Return the records exactly as they are.

/---

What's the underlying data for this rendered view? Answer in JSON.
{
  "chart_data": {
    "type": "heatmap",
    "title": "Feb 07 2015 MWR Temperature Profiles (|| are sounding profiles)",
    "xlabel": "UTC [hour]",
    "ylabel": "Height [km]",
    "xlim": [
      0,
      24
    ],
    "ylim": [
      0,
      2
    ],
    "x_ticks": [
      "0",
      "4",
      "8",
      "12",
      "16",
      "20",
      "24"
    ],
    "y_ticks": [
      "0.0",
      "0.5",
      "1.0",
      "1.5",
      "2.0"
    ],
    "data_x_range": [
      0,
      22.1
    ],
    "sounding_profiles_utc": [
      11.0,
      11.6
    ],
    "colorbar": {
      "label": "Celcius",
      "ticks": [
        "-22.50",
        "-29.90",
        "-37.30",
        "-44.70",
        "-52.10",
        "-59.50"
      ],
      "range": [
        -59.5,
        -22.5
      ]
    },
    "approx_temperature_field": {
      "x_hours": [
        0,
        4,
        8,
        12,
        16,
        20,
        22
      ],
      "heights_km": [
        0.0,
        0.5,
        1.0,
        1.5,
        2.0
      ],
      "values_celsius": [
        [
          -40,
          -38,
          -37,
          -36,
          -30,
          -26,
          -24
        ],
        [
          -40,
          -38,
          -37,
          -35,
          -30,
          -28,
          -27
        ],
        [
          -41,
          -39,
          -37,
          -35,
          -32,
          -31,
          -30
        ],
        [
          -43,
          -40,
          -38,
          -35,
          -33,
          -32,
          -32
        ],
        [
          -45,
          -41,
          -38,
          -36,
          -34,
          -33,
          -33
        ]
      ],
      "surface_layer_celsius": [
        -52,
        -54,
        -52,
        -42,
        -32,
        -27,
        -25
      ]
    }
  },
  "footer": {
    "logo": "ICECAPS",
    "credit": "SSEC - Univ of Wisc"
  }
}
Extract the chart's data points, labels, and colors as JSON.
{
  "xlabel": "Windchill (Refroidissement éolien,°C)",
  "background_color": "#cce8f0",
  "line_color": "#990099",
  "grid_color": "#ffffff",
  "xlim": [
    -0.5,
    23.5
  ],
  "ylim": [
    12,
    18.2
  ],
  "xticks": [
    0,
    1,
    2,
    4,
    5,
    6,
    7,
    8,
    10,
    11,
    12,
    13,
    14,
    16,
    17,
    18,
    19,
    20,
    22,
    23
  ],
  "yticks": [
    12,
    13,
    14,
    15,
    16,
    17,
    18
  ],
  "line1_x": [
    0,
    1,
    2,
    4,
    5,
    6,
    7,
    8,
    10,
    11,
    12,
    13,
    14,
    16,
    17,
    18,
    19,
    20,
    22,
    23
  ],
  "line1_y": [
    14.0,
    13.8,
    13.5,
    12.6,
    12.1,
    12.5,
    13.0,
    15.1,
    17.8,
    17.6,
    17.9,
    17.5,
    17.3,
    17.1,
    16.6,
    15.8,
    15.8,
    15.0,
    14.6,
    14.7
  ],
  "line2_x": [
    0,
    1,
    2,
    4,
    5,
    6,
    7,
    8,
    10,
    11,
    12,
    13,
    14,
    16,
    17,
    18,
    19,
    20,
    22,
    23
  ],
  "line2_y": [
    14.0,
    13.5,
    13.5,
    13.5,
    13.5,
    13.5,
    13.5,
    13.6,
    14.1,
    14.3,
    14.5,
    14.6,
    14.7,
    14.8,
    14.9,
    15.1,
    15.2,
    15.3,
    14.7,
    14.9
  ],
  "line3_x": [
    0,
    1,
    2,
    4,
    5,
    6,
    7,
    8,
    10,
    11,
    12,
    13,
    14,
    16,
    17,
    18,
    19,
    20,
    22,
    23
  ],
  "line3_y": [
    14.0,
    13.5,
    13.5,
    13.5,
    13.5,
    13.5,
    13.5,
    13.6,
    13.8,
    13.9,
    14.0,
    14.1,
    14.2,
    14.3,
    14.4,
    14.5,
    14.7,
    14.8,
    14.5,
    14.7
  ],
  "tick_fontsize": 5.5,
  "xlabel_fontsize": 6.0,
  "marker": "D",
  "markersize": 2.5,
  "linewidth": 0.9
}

\---

* TASK RESPONSE
What's the underlying data for this rendered view? Answer in JSON.
{
  "chart_data": {
    "type": "heatmap",
    "title": "Feb 07 2015 MWR Temperature Profiles (|| are sounding profiles)",
    "xlabel": "UTC [hour]",
    "ylabel": "Height [km]",
    "xlim": [
      0,
      24
    ],
    "ylim": [
      0,
      2
    ],
    "x_ticks": [
      "0",
      "4",
      "8",
      "12",
      "16",
      "20",
      "24"
    ],
    "y_ticks": [
      "0.0",
      "0.5",
      "1.0",
      "1.5",
      "2.0"
    ],
    "data_x_range": [
      0,
      22.1
    ],
    "sounding_profiles_utc": [
      11.0,
      11.6
    ],
    "colorbar": {
      "label": "Celcius",
      "ticks": [
        "-22.50",
        "-29.90",
        "-37.30",
        "-44.70",
        "-52.10",
        "-59.50"
      ],
      "range": [
        -59.5,
        -22.5
      ]
    },
    "approx_temperature_field": {
      "x_hours": [
        0,
        4,
        8,
        12,
        16,
        20,
        22
      ],
      "heights_km": [
        0.0,
        0.5,
        1.0,
        1.5,
        2.0
      ],
      "values_celsius": [
        [
          -40,
          -38,
          -37,
          -36,
          -30,
          -26,
          -24
        ],
        [
          -40,
          -38,
          -37,
          -35,
          -30,
          -28,
          -27
        ],
        [
          -41,
          -39,
          -37,
          -35,
          -32,
          -31,
          -30
        ],
        [
          -43,
          -40,
          -38,
          -35,
          -33,
          -32,
          -32
        ],
        [
          -45,
          -41,
          -38,
          -36,
          -34,
          -33,
          -33
        ]
      ],
      "surface_layer_celsius": [
        -52,
        -54,
        -52,
        -42,
        -32,
        -27,
        -25
      ]
    }
  },
  "footer": {
    "logo": "ICECAPS",
    "credit": "SSEC - Univ of Wisc"
  }
}
Extract the chart's data points, labels, and colors as JSON.
{
  "xlabel": "Windchill (Refroidissement éolien,°C)",
  "background_color": "#cce8f0",
  "line_color": "#990099",
  "grid_color": "#ffffff",
  "xlim": [
    -0.5,
    23.5
  ],
  "ylim": [
    12,
    18.2
  ],
  "xticks": [
    0,
    1,
    2,
    4,
    5,
    6,
    7,
    8,
    10,
    11,
    12,
    13,
    14,
    16,
    17,
    18,
    19,
    20,
    22,
    23
  ],
  "yticks": [
    12,
    13,
    14,
    15,
    16,
    17,
    18
  ],
  "line1_x": [
    0,
    1,
    2,
    4,
    5,
    6,
    7,
    8,
    10,
    11,
    12,
    13,
    14,
    16,
    17,
    18,
    19,
    20,
    22,
    23
  ],
  "line1_y": [
    14.0,
    13.8,
    13.5,
    12.6,
    12.1,
    12.5,
    13.0,
    15.1,
    17.8,
    17.6,
    17.9,
    17.5,
    17.3,
    17.1,
    16.6,
    15.8,
    15.8,
    15.0,
    14.6,
    14.7
  ],
  "line2_x": [
    0,
    1,
    2,
    4,
    5,
    6,
    7,
    8,
    10,
    11,
    12,
    13,
    14,
    16,
    17,
    18,
    19,
    20,
    22,
    23
  ],
  "line2_y": [
    14.0,
    13.5,
    13.5,
    13.5,
    13.5,
    13.5,
    13.5,
    13.6,
    14.1,
    14.3,
    14.5,
    14.6,
    14.7,
    14.8,
    14.9,
    15.1,
    15.2,
    15.3,
    14.7,
    14.9
  ],
  "line3_x": [
    0,
    1,
    2,
    4,
    5,
    6,
    7,
    8,
    10,
    11,
    12,
    13,
    14,
    16,
    17,
    18,
    19,
    20,
    22,
    23
  ],
  "line3_y": [
    14.0,
    13.5,
    13.5,
    13.5,
    13.5,
    13.5,
    13.5,
    13.6,
    13.8,
    13.9,
    14.0,
    14.1,
    14.2,
    14.3,
    14.4,
    14.5,
    14.7,
    14.8,
    14.5,
    14.7
  ],
  "tick_fontsize": 5.5,
  "xlabel_fontsize": 6.0,
  "marker": "D",
  "markersize": 2.5,
  "linewidth": 0.9
}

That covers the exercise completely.